## Reading passage
-- BEGIN --

Real stress, the physiological response to physical or mental/emotional threats, produces high levels of adrenalin and cortisone which have significant effects on the heart. Contrary to the perception that heart attacks and cardiac arrest come from physical effort, the chemical effects of stress are the commonest precipitating cause of heart attack and sudden death. The staggering 2030 deaths amongst the victims of the robodebt system are almost certainly due to the stress reaction in response to the threat of unearned debt and have to be attributed entirely to government policy. Such threats to life and good health should be removed immediately from government policy.
john frawley | 12 September 2019


I saw our PM on the 7.30 Report recently advising that Newstart was intended as an interim measure to 'get people back to work'. We all know how difficult it can be, especially in disadvantaged regional and rural areas, to find employment which fulfils the criteria of job satisfaction and financial viability. Robbing people of their dignity while searching for work, or accessing part-time work, devalues individuals and families. And reveals the measure of our leadership. It also shines a harsh light on people who are comfortably in employment and who turn the other way in not holding the government to account.

-- END --

## The tasks
1. From the reader comments on robodebt and Newstart, list each heart-related event that the first comment names.
2. In the reader comments on robodebt and Newstart, what did the PM say on the 7.30 Report that Newstart was intended as?

## Dataset

-- BEGIN --

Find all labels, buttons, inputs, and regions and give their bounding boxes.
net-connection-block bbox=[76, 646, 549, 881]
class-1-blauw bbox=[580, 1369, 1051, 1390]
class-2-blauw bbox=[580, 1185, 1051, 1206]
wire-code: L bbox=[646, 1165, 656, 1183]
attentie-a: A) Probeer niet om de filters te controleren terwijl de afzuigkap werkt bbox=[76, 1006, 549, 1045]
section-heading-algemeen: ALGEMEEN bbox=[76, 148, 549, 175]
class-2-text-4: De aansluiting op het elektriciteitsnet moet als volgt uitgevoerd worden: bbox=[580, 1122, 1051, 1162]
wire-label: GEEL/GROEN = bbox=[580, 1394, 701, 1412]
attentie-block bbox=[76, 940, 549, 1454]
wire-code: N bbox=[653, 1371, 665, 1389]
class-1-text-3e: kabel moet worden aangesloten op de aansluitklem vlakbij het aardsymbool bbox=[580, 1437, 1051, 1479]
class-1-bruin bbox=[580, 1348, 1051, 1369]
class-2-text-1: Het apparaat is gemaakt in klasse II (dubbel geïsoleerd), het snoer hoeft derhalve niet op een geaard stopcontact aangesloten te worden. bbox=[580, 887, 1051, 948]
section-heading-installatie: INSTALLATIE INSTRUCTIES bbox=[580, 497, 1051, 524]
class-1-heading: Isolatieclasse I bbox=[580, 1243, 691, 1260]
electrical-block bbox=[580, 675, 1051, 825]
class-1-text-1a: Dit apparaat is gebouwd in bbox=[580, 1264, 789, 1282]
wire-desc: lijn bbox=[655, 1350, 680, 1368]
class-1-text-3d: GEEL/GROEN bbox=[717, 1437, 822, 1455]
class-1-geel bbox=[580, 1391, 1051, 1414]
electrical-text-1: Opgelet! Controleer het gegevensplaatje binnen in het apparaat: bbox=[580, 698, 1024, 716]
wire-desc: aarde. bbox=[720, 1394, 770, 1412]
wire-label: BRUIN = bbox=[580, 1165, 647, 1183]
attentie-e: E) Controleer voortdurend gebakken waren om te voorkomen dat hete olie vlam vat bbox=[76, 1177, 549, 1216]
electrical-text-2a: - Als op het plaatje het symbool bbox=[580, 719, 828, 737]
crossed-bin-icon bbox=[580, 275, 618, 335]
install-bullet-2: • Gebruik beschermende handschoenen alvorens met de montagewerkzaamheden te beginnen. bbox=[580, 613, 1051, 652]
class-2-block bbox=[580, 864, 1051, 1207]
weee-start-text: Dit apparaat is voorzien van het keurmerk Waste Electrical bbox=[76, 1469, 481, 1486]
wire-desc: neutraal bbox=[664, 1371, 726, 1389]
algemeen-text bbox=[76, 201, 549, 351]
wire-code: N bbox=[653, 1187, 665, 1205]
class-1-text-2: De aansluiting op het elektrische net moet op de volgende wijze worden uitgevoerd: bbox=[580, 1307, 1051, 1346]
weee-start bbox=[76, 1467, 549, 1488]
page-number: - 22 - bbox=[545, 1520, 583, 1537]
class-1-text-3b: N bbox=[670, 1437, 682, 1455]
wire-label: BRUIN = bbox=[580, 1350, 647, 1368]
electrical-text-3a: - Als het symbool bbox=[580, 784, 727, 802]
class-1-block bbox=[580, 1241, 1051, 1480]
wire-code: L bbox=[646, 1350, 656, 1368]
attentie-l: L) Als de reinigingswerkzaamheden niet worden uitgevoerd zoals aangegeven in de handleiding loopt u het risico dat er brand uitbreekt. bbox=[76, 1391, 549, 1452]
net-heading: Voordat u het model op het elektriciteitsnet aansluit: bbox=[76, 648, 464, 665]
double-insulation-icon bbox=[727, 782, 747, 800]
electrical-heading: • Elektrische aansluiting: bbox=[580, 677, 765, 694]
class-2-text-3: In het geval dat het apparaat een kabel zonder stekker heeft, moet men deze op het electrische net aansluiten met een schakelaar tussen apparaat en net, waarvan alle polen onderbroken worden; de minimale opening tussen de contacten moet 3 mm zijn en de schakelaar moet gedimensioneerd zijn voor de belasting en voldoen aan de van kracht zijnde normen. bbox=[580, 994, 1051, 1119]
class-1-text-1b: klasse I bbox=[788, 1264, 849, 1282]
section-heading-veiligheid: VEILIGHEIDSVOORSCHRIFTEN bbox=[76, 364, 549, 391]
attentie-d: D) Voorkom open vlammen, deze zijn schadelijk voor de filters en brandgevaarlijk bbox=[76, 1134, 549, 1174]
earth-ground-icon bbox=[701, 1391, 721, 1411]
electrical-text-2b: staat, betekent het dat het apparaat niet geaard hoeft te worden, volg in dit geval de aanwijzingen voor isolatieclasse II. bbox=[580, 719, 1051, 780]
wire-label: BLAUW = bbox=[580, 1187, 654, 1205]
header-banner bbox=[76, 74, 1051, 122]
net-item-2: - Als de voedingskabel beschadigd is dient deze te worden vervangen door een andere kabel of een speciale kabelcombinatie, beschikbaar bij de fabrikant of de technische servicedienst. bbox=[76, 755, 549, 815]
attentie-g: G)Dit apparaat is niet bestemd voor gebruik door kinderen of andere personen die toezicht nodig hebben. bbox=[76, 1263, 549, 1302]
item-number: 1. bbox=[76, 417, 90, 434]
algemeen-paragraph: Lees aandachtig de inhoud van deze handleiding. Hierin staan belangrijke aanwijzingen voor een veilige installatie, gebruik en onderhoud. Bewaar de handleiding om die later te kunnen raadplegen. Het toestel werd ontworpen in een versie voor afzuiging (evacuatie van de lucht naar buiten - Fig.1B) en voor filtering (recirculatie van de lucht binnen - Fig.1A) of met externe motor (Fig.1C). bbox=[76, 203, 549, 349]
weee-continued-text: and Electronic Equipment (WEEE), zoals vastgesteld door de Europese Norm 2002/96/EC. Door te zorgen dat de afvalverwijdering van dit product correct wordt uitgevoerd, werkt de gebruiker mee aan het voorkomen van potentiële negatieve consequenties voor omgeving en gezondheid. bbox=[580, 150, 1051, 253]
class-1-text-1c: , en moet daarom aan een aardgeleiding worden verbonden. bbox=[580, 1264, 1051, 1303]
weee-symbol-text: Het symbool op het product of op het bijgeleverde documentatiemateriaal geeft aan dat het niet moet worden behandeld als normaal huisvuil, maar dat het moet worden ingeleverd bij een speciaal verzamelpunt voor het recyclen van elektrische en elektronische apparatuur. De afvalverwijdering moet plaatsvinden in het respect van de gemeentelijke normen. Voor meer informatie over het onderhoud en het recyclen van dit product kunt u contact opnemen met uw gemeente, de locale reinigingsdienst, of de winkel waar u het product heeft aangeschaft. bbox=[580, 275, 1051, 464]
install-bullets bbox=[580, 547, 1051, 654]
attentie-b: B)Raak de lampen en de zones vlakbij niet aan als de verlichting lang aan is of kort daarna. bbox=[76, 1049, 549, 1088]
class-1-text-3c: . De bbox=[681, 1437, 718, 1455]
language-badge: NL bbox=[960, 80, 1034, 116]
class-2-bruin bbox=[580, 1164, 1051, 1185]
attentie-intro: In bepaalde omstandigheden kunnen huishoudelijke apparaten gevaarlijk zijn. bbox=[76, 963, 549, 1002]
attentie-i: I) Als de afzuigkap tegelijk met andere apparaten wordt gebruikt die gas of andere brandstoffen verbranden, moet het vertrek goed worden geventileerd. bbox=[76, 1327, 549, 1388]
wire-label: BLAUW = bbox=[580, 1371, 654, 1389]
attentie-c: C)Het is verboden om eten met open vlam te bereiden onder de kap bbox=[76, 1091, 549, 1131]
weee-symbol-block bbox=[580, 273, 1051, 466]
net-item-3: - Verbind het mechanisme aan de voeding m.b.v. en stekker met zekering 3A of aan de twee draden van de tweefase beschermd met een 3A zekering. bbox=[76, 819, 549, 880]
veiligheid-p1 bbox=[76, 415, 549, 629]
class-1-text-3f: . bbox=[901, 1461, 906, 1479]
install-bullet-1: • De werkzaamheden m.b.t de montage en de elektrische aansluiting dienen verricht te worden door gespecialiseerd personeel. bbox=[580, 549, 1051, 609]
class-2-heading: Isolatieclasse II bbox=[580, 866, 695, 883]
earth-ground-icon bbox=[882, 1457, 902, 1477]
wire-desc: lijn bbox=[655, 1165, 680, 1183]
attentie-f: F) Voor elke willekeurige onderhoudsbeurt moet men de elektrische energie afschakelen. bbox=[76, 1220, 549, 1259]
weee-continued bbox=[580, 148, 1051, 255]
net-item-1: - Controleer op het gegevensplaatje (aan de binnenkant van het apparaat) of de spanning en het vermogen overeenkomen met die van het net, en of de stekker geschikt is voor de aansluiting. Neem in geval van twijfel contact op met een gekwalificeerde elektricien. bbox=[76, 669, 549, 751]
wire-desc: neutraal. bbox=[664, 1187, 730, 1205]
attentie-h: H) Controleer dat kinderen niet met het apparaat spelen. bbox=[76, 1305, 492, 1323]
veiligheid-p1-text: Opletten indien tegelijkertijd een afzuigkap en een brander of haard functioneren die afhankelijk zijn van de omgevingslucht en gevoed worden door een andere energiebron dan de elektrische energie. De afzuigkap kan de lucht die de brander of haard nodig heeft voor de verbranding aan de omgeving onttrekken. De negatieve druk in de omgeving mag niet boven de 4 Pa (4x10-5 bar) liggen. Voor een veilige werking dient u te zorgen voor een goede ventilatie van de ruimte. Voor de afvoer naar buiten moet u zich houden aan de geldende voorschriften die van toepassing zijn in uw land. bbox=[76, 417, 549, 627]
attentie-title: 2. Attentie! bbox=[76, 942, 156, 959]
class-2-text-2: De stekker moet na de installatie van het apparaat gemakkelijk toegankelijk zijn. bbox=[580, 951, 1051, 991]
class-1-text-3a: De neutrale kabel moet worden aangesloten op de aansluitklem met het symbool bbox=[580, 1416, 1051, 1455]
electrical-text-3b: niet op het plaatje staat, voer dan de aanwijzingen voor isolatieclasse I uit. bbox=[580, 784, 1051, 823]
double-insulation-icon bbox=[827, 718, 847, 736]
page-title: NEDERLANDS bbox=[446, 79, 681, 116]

-- END --

## Solutions to the tasks
1. Heart attack, cardiac arrest, sudden death

2. An interim measure to "get people back to work."